▶ **What is asked**
Reproduce the records below exactly as they appear, omitting any pictures they contain.

== Data to use ==

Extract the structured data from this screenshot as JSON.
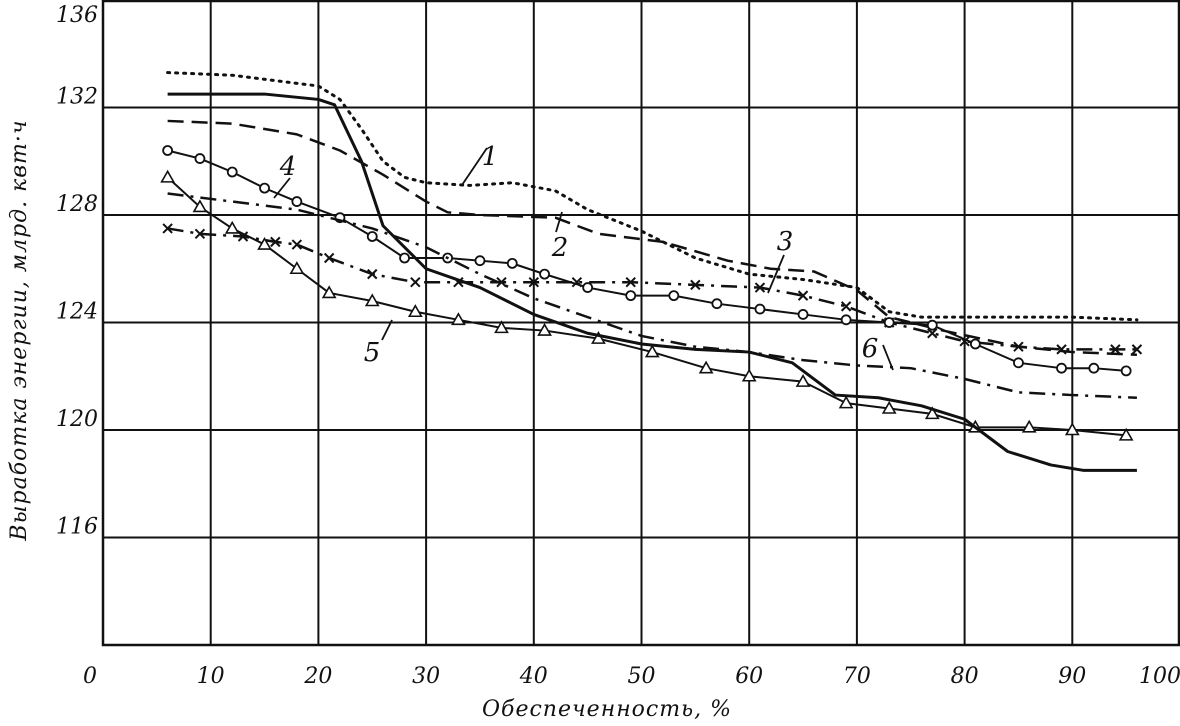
{
  "chart_data": {
    "type": "line",
    "xlabel": "Обеспеченность, %",
    "ylabel": "Выработка энергии, млрд. квт·ч",
    "xlim": [
      0,
      100
    ],
    "ylim": [
      112,
      136
    ],
    "x_ticks": [
      0,
      10,
      20,
      30,
      40,
      50,
      60,
      70,
      80,
      90,
      100
    ],
    "y_ticks": [
      116,
      120,
      124,
      128,
      132,
      136
    ],
    "x_tick_labels": [
      "0",
      "10",
      "20",
      "30",
      "40",
      "50",
      "60",
      "70",
      "80",
      "90",
      "100"
    ],
    "y_tick_labels": [
      "116",
      "120",
      "124",
      "128",
      "132",
      "136"
    ],
    "grid": true,
    "series": [
      {
        "name": "1",
        "style": "dotted",
        "marker": "none",
        "x": [
          6,
          12,
          20,
          22,
          24,
          26,
          28,
          30,
          34,
          38,
          42,
          45,
          50,
          55,
          60,
          65,
          70,
          73,
          76,
          80,
          85,
          90,
          96
        ],
        "y": [
          133.3,
          133.2,
          132.8,
          132.3,
          131.2,
          130.0,
          129.4,
          129.2,
          129.1,
          129.2,
          128.9,
          128.2,
          127.4,
          126.4,
          125.8,
          125.6,
          125.3,
          124.4,
          124.2,
          124.2,
          124.2,
          124.2,
          124.1
        ]
      },
      {
        "name": "2",
        "style": "dashed",
        "marker": "none",
        "x": [
          6,
          12,
          18,
          22,
          26,
          30,
          32,
          35,
          42,
          46,
          52,
          58,
          62,
          66,
          70,
          73,
          78,
          85,
          90,
          96
        ],
        "y": [
          131.5,
          131.4,
          131.0,
          130.4,
          129.5,
          128.5,
          128.1,
          128.0,
          127.9,
          127.3,
          127.0,
          126.3,
          126.0,
          125.9,
          125.2,
          124.2,
          123.7,
          123.1,
          122.9,
          122.8
        ]
      },
      {
        "name": "3",
        "style": "dash-dot",
        "marker": "x",
        "x": [
          6,
          9,
          13,
          16,
          18,
          21,
          25,
          29,
          33,
          37,
          40,
          44,
          49,
          55,
          61,
          65,
          69,
          73,
          77,
          80,
          85,
          89,
          94,
          96
        ],
        "y": [
          127.5,
          127.3,
          127.2,
          127.0,
          126.9,
          126.4,
          125.8,
          125.5,
          125.5,
          125.5,
          125.5,
          125.5,
          125.5,
          125.4,
          125.3,
          125.0,
          124.6,
          124.0,
          123.6,
          123.3,
          123.1,
          123.0,
          123.0,
          123.0
        ]
      },
      {
        "name": "4",
        "style": "solid",
        "marker": "circle",
        "x": [
          6,
          9,
          12,
          15,
          18,
          22,
          25,
          28,
          32,
          35,
          38,
          41,
          45,
          49,
          53,
          57,
          61,
          65,
          69,
          73,
          77,
          81,
          85,
          89,
          92,
          95
        ],
        "y": [
          130.4,
          130.1,
          129.6,
          129.0,
          128.5,
          127.9,
          127.2,
          126.4,
          126.4,
          126.3,
          126.2,
          125.8,
          125.3,
          125.0,
          125.0,
          124.7,
          124.5,
          124.3,
          124.1,
          124.0,
          123.9,
          123.2,
          122.5,
          122.3,
          122.3,
          122.2
        ]
      },
      {
        "name": "5",
        "style": "solid",
        "marker": "triangle",
        "x": [
          6,
          9,
          12,
          15,
          18,
          21,
          25,
          29,
          33,
          37,
          41,
          46,
          51,
          56,
          60,
          65,
          69,
          73,
          77,
          81,
          86,
          90,
          95
        ],
        "y": [
          129.4,
          128.3,
          127.5,
          126.9,
          126.0,
          125.1,
          124.8,
          124.4,
          124.1,
          123.8,
          123.7,
          123.4,
          122.9,
          122.3,
          122.0,
          121.8,
          121.0,
          120.8,
          120.6,
          120.1,
          120.1,
          120.0,
          119.8
        ]
      },
      {
        "name": "6",
        "style": "dash-dot",
        "marker": "none",
        "x": [
          6,
          12,
          18,
          25,
          30,
          35,
          40,
          45,
          50,
          55,
          60,
          65,
          70,
          75,
          80,
          85,
          90,
          96
        ],
        "y": [
          128.8,
          128.5,
          128.2,
          127.5,
          126.8,
          125.8,
          124.9,
          124.2,
          123.5,
          123.1,
          122.9,
          122.6,
          122.4,
          122.3,
          121.9,
          121.4,
          121.3,
          121.2
        ]
      },
      {
        "name": "",
        "style": "solid-thick",
        "marker": "none",
        "x": [
          6,
          10,
          15,
          20,
          21.5,
          24,
          26,
          30,
          35,
          40,
          45,
          50,
          55,
          60,
          64,
          68,
          72,
          76,
          80,
          84,
          88,
          91,
          96
        ],
        "y": [
          132.5,
          132.5,
          132.5,
          132.3,
          132.1,
          130.0,
          127.6,
          126.0,
          125.3,
          124.3,
          123.6,
          123.2,
          123.0,
          122.9,
          122.5,
          121.3,
          121.2,
          120.9,
          120.4,
          119.2,
          118.7,
          118.5,
          118.5
        ]
      }
    ]
  }
}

===

▶ **Answer to this exercise**
Extract the structured data from this screenshot as JSON.
{
  "chart_data": {
    "type": "line",
    "xlabel": "Обеспеченность, %",
    "ylabel": "Выработка энергии, млрд. квт·ч",
    "xlim": [
      0,
      100
    ],
    "ylim": [
      112,
      136
    ],
    "x_ticks": [
      0,
      10,
      20,
      30,
      40,
      50,
      60,
      70,
      80,
      90,
      100
    ],
    "y_ticks": [
      116,
      120,
      124,
      128,
      132,
      136
    ],
    "x_tick_labels": [
      "0",
      "10",
      "20",
      "30",
      "40",
      "50",
      "60",
      "70",
      "80",
      "90",
      "100"
    ],
    "y_tick_labels": [
      "116",
      "120",
      "124",
      "128",
      "132",
      "136"
    ],
    "grid": true,
    "series": [
      {
        "name": "1",
        "style": "dotted",
        "marker": "none",
        "x": [
          6,
          12,
          20,
          22,
          24,
          26,
          28,
          30,
          34,
          38,
          42,
          45,
          50,
          55,
          60,
          65,
          70,
          73,
          76,
          80,
          85,
          90,
          96
        ],
        "y": [
          133.3,
          133.2,
          132.8,
          132.3,
          131.2,
          130.0,
          129.4,
          129.2,
          129.1,
          129.2,
          128.9,
          128.2,
          127.4,
          126.4,
          125.8,
          125.6,
          125.3,
          124.4,
          124.2,
          124.2,
          124.2,
          124.2,
          124.1
        ]
      },
      {
        "name": "2",
        "style": "dashed",
        "marker": "none",
        "x": [
          6,
          12,
          18,
          22,
          26,
          30,
          32,
          35,
          42,
          46,
          52,
          58,
          62,
          66,
          70,
          73,
          78,
          85,
          90,
          96
        ],
        "y": [
          131.5,
          131.4,
          131.0,
          130.4,
          129.5,
          128.5,
          128.1,
          128.0,
          127.9,
          127.3,
          127.0,
          126.3,
          126.0,
          125.9,
          125.2,
          124.2,
          123.7,
          123.1,
          122.9,
          122.8
        ]
      },
      {
        "name": "3",
        "style": "dash-dot",
        "marker": "x",
        "x": [
          6,
          9,
          13,
          16,
          18,
          21,
          25,
          29,
          33,
          37,
          40,
          44,
          49,
          55,
          61,
          65,
          69,
          73,
          77,
          80,
          85,
          89,
          94,
          96
        ],
        "y": [
          127.5,
          127.3,
          127.2,
          127.0,
          126.9,
          126.4,
          125.8,
          125.5,
          125.5,
          125.5,
          125.5,
          125.5,
          125.5,
          125.4,
          125.3,
          125.0,
          124.6,
          124.0,
          123.6,
          123.3,
          123.1,
          123.0,
          123.0,
          123.0
        ]
      },
      {
        "name": "4",
        "style": "solid",
        "marker": "circle",
        "x": [
          6,
          9,
          12,
          15,
          18,
          22,
          25,
          28,
          32,
          35,
          38,
          41,
          45,
          49,
          53,
          57,
          61,
          65,
          69,
          73,
          77,
          81,
          85,
          89,
          92,
          95
        ],
        "y": [
          130.4,
          130.1,
          129.6,
          129.0,
          128.5,
          127.9,
          127.2,
          126.4,
          126.4,
          126.3,
          126.2,
          125.8,
          125.3,
          125.0,
          125.0,
          124.7,
          124.5,
          124.3,
          124.1,
          124.0,
          123.9,
          123.2,
          122.5,
          122.3,
          122.3,
          122.2
        ]
      },
      {
        "name": "5",
        "style": "solid",
        "marker": "triangle",
        "x": [
          6,
          9,
          12,
          15,
          18,
          21,
          25,
          29,
          33,
          37,
          41,
          46,
          51,
          56,
          60,
          65,
          69,
          73,
          77,
          81,
          86,
          90,
          95
        ],
        "y": [
          129.4,
          128.3,
          127.5,
          126.9,
          126.0,
          125.1,
          124.8,
          124.4,
          124.1,
          123.8,
          123.7,
          123.4,
          122.9,
          122.3,
          122.0,
          121.8,
          121.0,
          120.8,
          120.6,
          120.1,
          120.1,
          120.0,
          119.8
        ]
      },
      {
        "name": "6",
        "style": "dash-dot",
        "marker": "none",
        "x": [
          6,
          12,
          18,
          25,
          30,
          35,
          40,
          45,
          50,
          55,
          60,
          65,
          70,
          75,
          80,
          85,
          90,
          96
        ],
        "y": [
          128.8,
          128.5,
          128.2,
          127.5,
          126.8,
          125.8,
          124.9,
          124.2,
          123.5,
          123.1,
          122.9,
          122.6,
          122.4,
          122.3,
          121.9,
          121.4,
          121.3,
          121.2
        ]
      },
      {
        "name": "",
        "style": "solid-thick",
        "marker": "none",
        "x": [
          6,
          10,
          15,
          20,
          21.5,
          24,
          26,
          30,
          35,
          40,
          45,
          50,
          55,
          60,
          64,
          68,
          72,
          76,
          80,
          84,
          88,
          91,
          96
        ],
        "y": [
          132.5,
          132.5,
          132.5,
          132.3,
          132.1,
          130.0,
          127.6,
          126.0,
          125.3,
          124.3,
          123.6,
          123.2,
          123.0,
          122.9,
          122.5,
          121.3,
          121.2,
          120.9,
          120.4,
          119.2,
          118.7,
          118.5,
          118.5
        ]
      }
    ]
  }
}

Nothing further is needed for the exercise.